**Task to complete**
Copy the records that follow exactly as written, but not their pictures.

**Entries supplied**
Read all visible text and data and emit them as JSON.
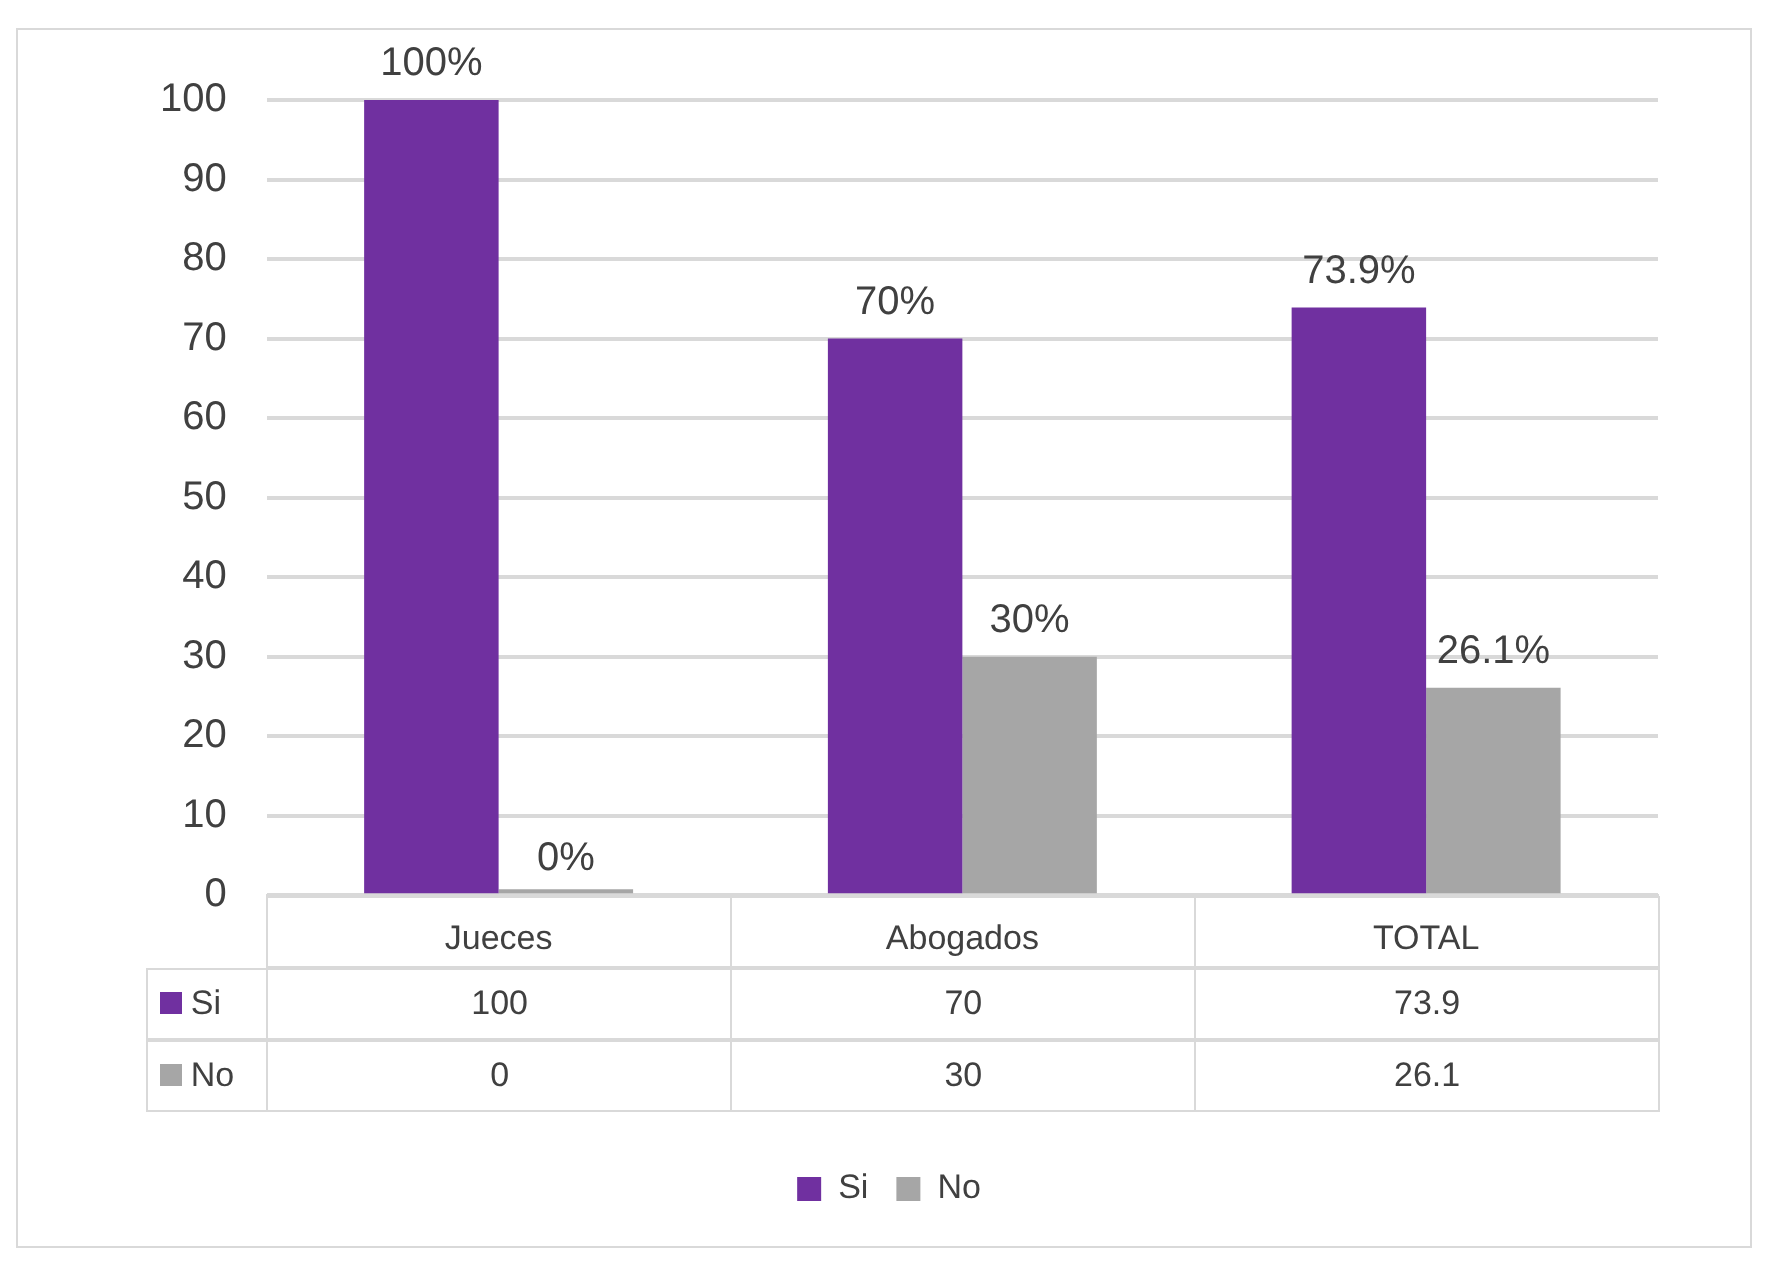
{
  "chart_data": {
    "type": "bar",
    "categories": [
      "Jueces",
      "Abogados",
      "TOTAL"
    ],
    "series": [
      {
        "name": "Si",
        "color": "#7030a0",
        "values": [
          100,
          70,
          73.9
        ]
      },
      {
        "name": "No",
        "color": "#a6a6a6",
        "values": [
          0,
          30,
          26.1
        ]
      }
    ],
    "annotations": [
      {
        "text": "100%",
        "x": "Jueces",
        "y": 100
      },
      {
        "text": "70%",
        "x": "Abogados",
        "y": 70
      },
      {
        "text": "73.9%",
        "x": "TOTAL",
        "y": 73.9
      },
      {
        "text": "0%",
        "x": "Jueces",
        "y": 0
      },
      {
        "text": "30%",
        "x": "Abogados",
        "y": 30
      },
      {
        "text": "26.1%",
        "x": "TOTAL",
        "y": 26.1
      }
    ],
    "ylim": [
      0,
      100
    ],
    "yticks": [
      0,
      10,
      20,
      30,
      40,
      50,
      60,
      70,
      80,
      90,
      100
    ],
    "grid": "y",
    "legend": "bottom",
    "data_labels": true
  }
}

**Full response**
Read all visible text and data and emit them as JSON.
{
  "chart_data": {
    "type": "bar",
    "categories": [
      "Jueces",
      "Abogados",
      "TOTAL"
    ],
    "series": [
      {
        "name": "Si",
        "color": "#7030a0",
        "values": [
          100,
          70,
          73.9
        ]
      },
      {
        "name": "No",
        "color": "#a6a6a6",
        "values": [
          0,
          30,
          26.1
        ]
      }
    ],
    "annotations": [
      {
        "text": "100%",
        "x": "Jueces",
        "y": 100
      },
      {
        "text": "70%",
        "x": "Abogados",
        "y": 70
      },
      {
        "text": "73.9%",
        "x": "TOTAL",
        "y": 73.9
      },
      {
        "text": "0%",
        "x": "Jueces",
        "y": 0
      },
      {
        "text": "30%",
        "x": "Abogados",
        "y": 30
      },
      {
        "text": "26.1%",
        "x": "TOTAL",
        "y": 26.1
      }
    ],
    "ylim": [
      0,
      100
    ],
    "yticks": [
      0,
      10,
      20,
      30,
      40,
      50,
      60,
      70,
      80,
      90,
      100
    ],
    "grid": "y",
    "legend": "bottom",
    "data_labels": true
  }
}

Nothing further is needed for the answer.